- [Written instruction] Write the data out again in full, with no departure from the original.

- [Collected data]
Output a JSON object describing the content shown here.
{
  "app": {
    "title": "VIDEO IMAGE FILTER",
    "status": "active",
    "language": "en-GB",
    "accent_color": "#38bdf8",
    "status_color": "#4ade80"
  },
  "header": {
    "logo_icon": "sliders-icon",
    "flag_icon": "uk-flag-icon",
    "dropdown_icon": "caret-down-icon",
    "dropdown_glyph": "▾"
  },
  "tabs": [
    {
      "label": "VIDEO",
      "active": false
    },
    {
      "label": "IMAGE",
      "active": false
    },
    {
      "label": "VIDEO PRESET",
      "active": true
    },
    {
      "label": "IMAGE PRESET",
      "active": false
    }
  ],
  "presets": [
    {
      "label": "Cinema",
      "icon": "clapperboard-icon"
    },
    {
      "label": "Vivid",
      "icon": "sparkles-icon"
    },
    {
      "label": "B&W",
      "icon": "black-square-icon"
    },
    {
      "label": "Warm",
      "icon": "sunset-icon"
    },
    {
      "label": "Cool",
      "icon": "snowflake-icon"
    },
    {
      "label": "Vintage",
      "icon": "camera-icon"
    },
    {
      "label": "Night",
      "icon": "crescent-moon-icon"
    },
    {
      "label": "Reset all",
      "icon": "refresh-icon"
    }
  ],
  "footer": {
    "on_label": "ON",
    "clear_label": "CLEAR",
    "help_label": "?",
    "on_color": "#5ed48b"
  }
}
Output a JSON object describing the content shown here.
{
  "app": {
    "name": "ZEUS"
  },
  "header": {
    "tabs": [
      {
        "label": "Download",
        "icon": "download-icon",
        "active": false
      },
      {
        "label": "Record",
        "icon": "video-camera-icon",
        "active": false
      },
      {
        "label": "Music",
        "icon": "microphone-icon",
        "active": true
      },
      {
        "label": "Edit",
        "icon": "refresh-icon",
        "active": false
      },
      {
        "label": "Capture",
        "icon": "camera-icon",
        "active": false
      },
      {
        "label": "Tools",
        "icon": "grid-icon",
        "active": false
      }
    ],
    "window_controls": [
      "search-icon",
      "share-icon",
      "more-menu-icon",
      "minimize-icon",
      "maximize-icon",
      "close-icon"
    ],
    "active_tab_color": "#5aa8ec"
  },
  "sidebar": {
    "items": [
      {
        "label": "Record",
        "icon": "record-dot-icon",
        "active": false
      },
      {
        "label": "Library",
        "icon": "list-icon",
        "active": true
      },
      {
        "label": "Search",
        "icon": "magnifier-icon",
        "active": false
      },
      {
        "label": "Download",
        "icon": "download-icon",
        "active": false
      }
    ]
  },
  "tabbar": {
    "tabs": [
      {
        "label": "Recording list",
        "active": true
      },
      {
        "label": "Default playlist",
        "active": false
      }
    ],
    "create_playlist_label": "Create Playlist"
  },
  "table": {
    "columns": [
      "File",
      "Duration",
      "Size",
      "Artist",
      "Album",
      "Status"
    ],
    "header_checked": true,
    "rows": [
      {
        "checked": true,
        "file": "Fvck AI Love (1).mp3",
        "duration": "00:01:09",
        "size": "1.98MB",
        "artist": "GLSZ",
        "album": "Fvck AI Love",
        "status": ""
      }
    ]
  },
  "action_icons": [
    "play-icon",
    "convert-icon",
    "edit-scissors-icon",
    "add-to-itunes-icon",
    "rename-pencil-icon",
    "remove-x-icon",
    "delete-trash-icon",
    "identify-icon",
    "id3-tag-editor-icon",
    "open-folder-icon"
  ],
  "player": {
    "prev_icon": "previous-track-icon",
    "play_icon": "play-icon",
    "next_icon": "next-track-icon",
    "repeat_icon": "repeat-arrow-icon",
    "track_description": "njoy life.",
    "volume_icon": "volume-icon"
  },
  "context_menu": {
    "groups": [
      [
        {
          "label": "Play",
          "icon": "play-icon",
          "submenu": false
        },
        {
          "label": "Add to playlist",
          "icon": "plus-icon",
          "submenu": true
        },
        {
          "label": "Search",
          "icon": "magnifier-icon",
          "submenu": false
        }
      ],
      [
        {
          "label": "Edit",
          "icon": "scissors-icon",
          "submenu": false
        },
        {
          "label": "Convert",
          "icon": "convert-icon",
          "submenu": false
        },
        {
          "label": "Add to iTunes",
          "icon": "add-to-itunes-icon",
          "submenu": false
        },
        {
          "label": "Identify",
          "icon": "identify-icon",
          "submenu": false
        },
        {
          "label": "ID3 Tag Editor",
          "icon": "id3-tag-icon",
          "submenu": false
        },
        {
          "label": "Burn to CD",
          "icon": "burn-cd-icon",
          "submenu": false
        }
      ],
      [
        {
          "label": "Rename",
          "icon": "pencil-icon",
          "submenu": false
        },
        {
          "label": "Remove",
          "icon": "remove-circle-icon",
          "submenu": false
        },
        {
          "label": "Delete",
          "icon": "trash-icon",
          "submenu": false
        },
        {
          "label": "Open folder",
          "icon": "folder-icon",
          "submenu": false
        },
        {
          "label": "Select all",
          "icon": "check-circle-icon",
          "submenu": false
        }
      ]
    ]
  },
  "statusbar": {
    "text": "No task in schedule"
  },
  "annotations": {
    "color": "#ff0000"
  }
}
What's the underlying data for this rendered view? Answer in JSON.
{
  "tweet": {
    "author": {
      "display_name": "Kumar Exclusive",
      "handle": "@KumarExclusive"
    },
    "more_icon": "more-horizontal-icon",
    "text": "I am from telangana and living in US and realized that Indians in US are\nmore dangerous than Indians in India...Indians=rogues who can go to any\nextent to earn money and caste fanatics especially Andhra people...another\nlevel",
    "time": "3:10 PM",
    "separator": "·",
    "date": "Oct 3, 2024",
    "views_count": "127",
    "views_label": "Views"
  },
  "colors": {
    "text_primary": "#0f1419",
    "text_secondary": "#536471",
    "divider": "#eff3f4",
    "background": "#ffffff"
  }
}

- [Output]
Output a JSON object describing the content shown here.
{
  "app": {
    "title": "VIDEO IMAGE FILTER",
    "status": "active",
    "language": "en-GB",
    "accent_color": "#38bdf8",
    "status_color": "#4ade80"
  },
  "header": {
    "logo_icon": "sliders-icon",
    "flag_icon": "uk-flag-icon",
    "dropdown_icon": "caret-down-icon",
    "dropdown_glyph": "▾"
  },
  "tabs": [
    {
      "label": "VIDEO",
      "active": false
    },
    {
      "label": "IMAGE",
      "active": false
    },
    {
      "label": "VIDEO PRESET",
      "active": true
    },
    {
      "label": "IMAGE PRESET",
      "active": false
    }
  ],
  "presets": [
    {
      "label": "Cinema",
      "icon": "clapperboard-icon"
    },
    {
      "label": "Vivid",
      "icon": "sparkles-icon"
    },
    {
      "label": "B&W",
      "icon": "black-square-icon"
    },
    {
      "label": "Warm",
      "icon": "sunset-icon"
    },
    {
      "label": "Cool",
      "icon": "snowflake-icon"
    },
    {
      "label": "Vintage",
      "icon": "camera-icon"
    },
    {
      "label": "Night",
      "icon": "crescent-moon-icon"
    },
    {
      "label": "Reset all",
      "icon": "refresh-icon"
    }
  ],
  "footer": {
    "on_label": "ON",
    "clear_label": "CLEAR",
    "help_label": "?",
    "on_color": "#5ed48b"
  }
}
Output a JSON object describing the content shown here.
{
  "app": {
    "name": "ZEUS"
  },
  "header": {
    "tabs": [
      {
        "label": "Download",
        "icon": "download-icon",
        "active": false
      },
      {
        "label": "Record",
        "icon": "video-camera-icon",
        "active": false
      },
      {
        "label": "Music",
        "icon": "microphone-icon",
        "active": true
      },
      {
        "label": "Edit",
        "icon": "refresh-icon",
        "active": false
      },
      {
        "label": "Capture",
        "icon": "camera-icon",
        "active": false
      },
      {
        "label": "Tools",
        "icon": "grid-icon",
        "active": false
      }
    ],
    "window_controls": [
      "search-icon",
      "share-icon",
      "more-menu-icon",
      "minimize-icon",
      "maximize-icon",
      "close-icon"
    ],
    "active_tab_color": "#5aa8ec"
  },
  "sidebar": {
    "items": [
      {
        "label": "Record",
        "icon": "record-dot-icon",
        "active": false
      },
      {
        "label": "Library",
        "icon": "list-icon",
        "active": true
      },
      {
        "label": "Search",
        "icon": "magnifier-icon",
        "active": false
      },
      {
        "label": "Download",
        "icon": "download-icon",
        "active": false
      }
    ]
  },
  "tabbar": {
    "tabs": [
      {
        "label": "Recording list",
        "active": true
      },
      {
        "label": "Default playlist",
        "active": false
      }
    ],
    "create_playlist_label": "Create Playlist"
  },
  "table": {
    "columns": [
      "File",
      "Duration",
      "Size",
      "Artist",
      "Album",
      "Status"
    ],
    "header_checked": true,
    "rows": [
      {
        "checked": true,
        "file": "Fvck AI Love (1).mp3",
        "duration": "00:01:09",
        "size": "1.98MB",
        "artist": "GLSZ",
        "album": "Fvck AI Love",
        "status": ""
      }
    ]
  },
  "action_icons": [
    "play-icon",
    "convert-icon",
    "edit-scissors-icon",
    "add-to-itunes-icon",
    "rename-pencil-icon",
    "remove-x-icon",
    "delete-trash-icon",
    "identify-icon",
    "id3-tag-editor-icon",
    "open-folder-icon"
  ],
  "player": {
    "prev_icon": "previous-track-icon",
    "play_icon": "play-icon",
    "next_icon": "next-track-icon",
    "repeat_icon": "repeat-arrow-icon",
    "track_description": "njoy life.",
    "volume_icon": "volume-icon"
  },
  "context_menu": {
    "groups": [
      [
        {
          "label": "Play",
          "icon": "play-icon",
          "submenu": false
        },
        {
          "label": "Add to playlist",
          "icon": "plus-icon",
          "submenu": true
        },
        {
          "label": "Search",
          "icon": "magnifier-icon",
          "submenu": false
        }
      ],
      [
        {
          "label": "Edit",
          "icon": "scissors-icon",
          "submenu": false
        },
        {
          "label": "Convert",
          "icon": "convert-icon",
          "submenu": false
        },
        {
          "label": "Add to iTunes",
          "icon": "add-to-itunes-icon",
          "submenu": false
        },
        {
          "label": "Identify",
          "icon": "identify-icon",
          "submenu": false
        },
        {
          "label": "ID3 Tag Editor",
          "icon": "id3-tag-icon",
          "submenu": false
        },
        {
          "label": "Burn to CD",
          "icon": "burn-cd-icon",
          "submenu": false
        }
      ],
      [
        {
          "label": "Rename",
          "icon": "pencil-icon",
          "submenu": false
        },
        {
          "label": "Remove",
          "icon": "remove-circle-icon",
          "submenu": false
        },
        {
          "label": "Delete",
          "icon": "trash-icon",
          "submenu": false
        },
        {
          "label": "Open folder",
          "icon": "folder-icon",
          "submenu": false
        },
        {
          "label": "Select all",
          "icon": "check-circle-icon",
          "submenu": false
        }
      ]
    ]
  },
  "statusbar": {
    "text": "No task in schedule"
  },
  "annotations": {
    "color": "#ff0000"
  }
}
What's the underlying data for this rendered view? Answer in JSON.
{
  "tweet": {
    "author": {
      "display_name": "Kumar Exclusive",
      "handle": "@KumarExclusive"
    },
    "more_icon": "more-horizontal-icon",
    "text": "I am from telangana and living in US and realized that Indians in US are\nmore dangerous than Indians in India...Indians=rogues who can go to any\nextent to earn money and caste fanatics especially Andhra people...another\nlevel",
    "time": "3:10 PM",
    "separator": "·",
    "date": "Oct 3, 2024",
    "views_count": "127",
    "views_label": "Views"
  },
  "colors": {
    "text_primary": "#0f1419",
    "text_secondary": "#536471",
    "divider": "#eff3f4",
    "background": "#ffffff"
  }
}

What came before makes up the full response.